* START EXCERPTED DATA *

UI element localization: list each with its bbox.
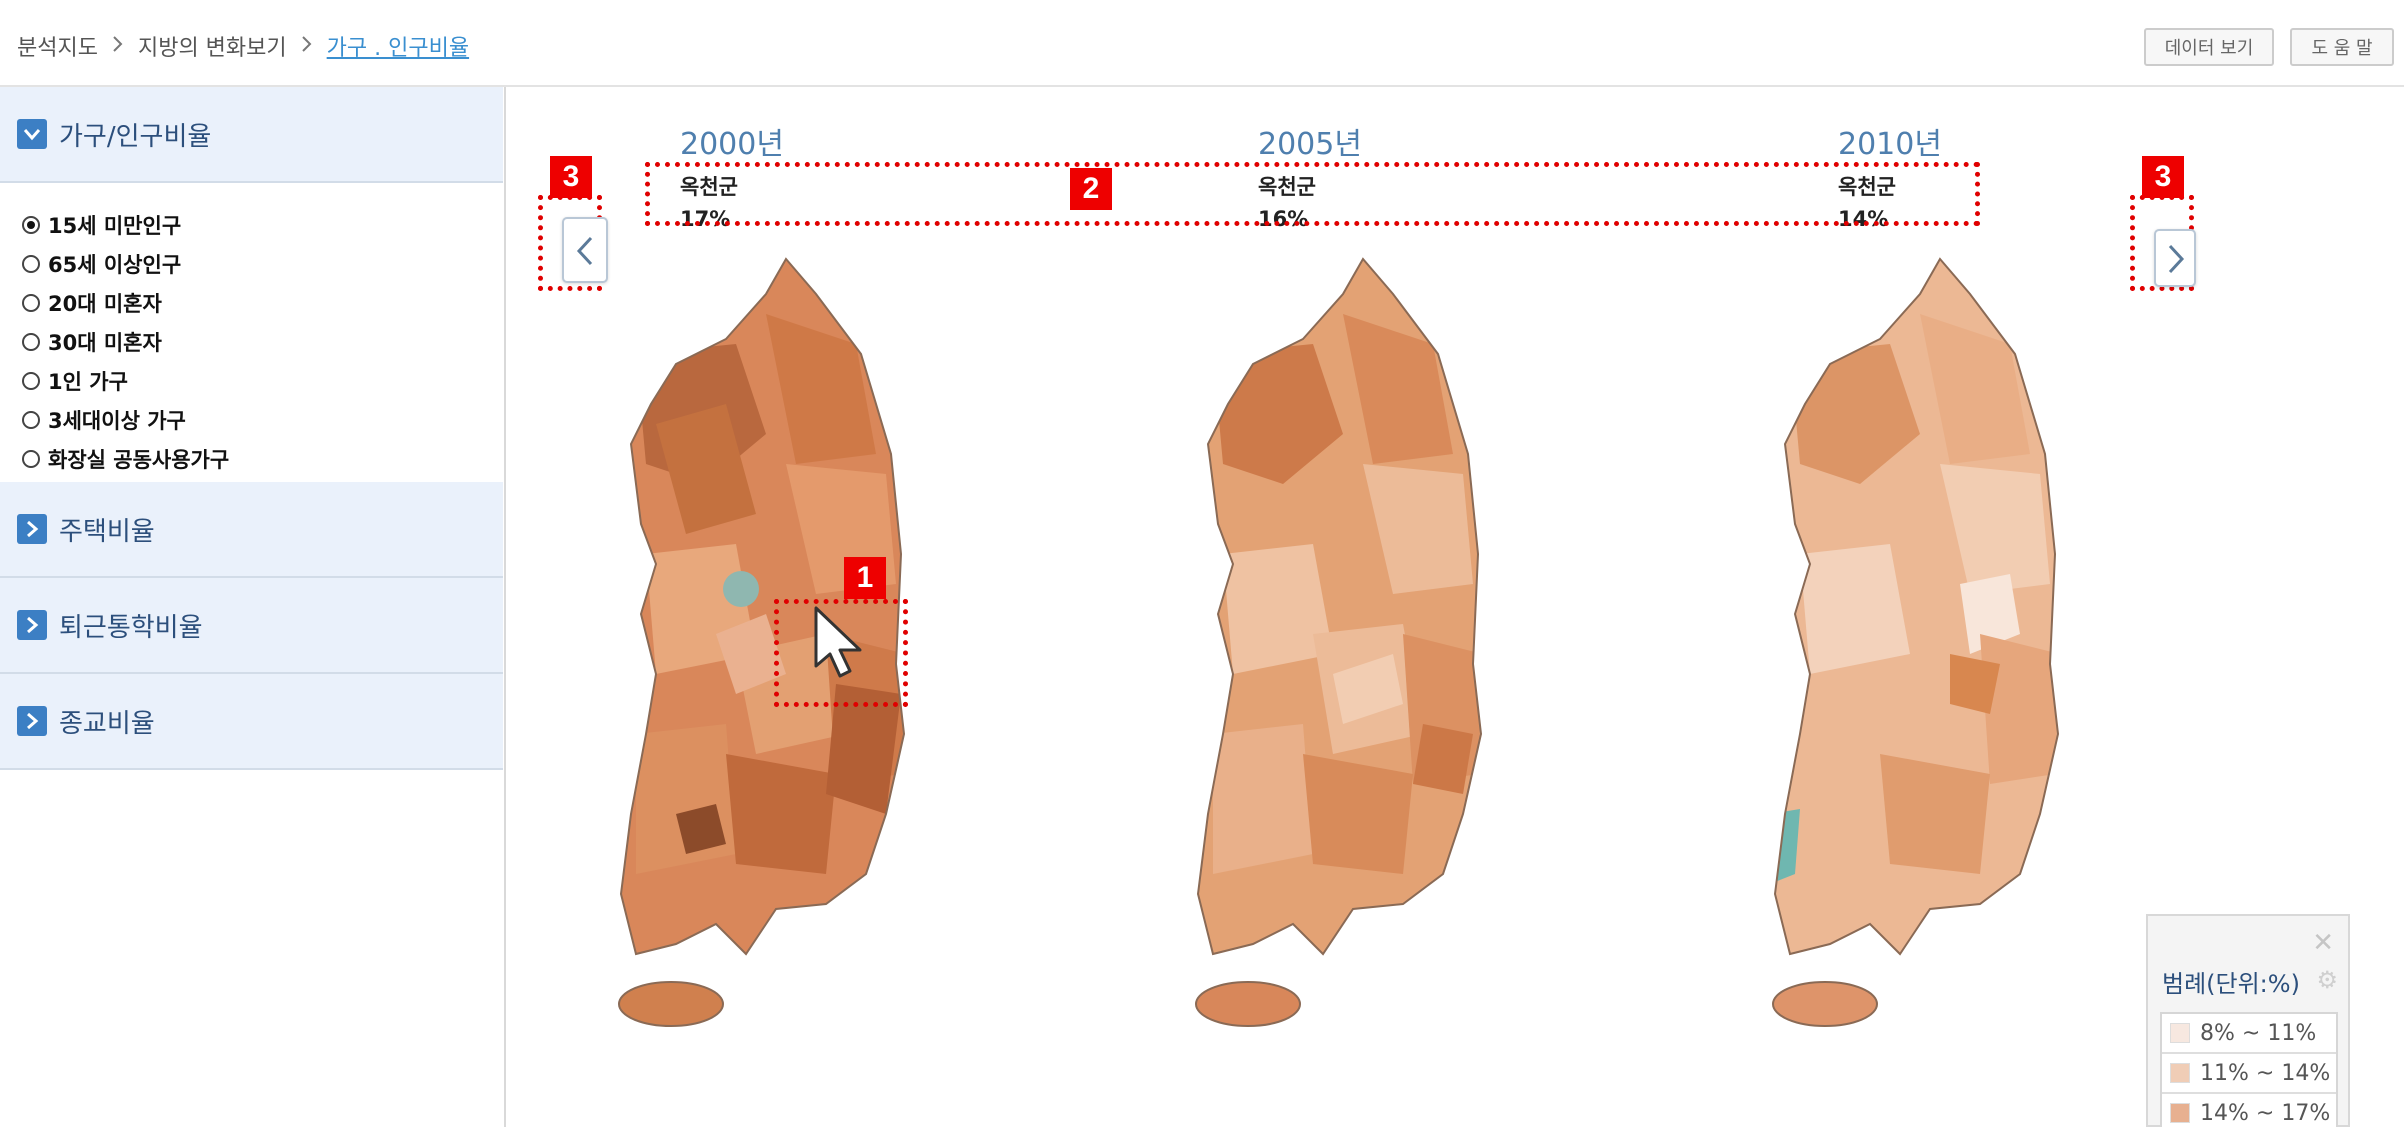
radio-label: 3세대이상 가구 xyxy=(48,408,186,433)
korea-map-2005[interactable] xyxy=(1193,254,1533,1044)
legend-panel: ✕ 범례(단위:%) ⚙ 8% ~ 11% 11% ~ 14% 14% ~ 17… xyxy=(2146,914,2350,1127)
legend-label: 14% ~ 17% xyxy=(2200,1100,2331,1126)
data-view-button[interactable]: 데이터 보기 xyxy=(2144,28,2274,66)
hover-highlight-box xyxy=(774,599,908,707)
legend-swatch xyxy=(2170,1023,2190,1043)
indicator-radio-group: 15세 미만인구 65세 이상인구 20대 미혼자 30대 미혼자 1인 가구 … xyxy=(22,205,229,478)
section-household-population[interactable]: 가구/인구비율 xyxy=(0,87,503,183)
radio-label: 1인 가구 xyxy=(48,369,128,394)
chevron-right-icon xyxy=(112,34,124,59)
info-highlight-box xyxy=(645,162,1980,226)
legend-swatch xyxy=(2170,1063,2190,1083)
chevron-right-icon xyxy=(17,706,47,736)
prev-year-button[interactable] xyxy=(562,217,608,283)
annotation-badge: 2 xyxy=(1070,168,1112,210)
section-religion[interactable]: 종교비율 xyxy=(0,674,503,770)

* END EXCERPTED DATA *

» EXERCISE GOAL
Rewrite the material above, replacing every occurrence of "legend-swatch" with "legend-color-chip" and leaving all other text unchanged. Omit the picture from your answer.

» TASK RESULT
UI element localization: list each with its bbox.
radio-label: 3세대이상 가구 xyxy=(48,408,186,433)
korea-map-2005[interactable] xyxy=(1193,254,1533,1044)
legend-panel: ✕ 범례(단위:%) ⚙ 8% ~ 11% 11% ~ 14% 14% ~ 17… xyxy=(2146,914,2350,1127)
legend-label: 14% ~ 17% xyxy=(2200,1100,2331,1126)
data-view-button[interactable]: 데이터 보기 xyxy=(2144,28,2274,66)
hover-highlight-box xyxy=(774,599,908,707)
legend-color-chip xyxy=(2170,1023,2190,1043)
indicator-radio-group: 15세 미만인구 65세 이상인구 20대 미혼자 30대 미혼자 1인 가구 … xyxy=(22,205,229,478)
section-household-population[interactable]: 가구/인구비율 xyxy=(0,87,503,183)
radio-label: 1인 가구 xyxy=(48,369,128,394)
chevron-right-icon xyxy=(112,34,124,59)
info-highlight-box xyxy=(645,162,1980,226)
legend-color-chip xyxy=(2170,1063,2190,1083)
chevron-right-icon xyxy=(17,706,47,736)
prev-year-button[interactable] xyxy=(562,217,608,283)
annotation-badge: 2 xyxy=(1070,168,1112,210)
section-religion[interactable]: 종교비율 xyxy=(0,674,503,770)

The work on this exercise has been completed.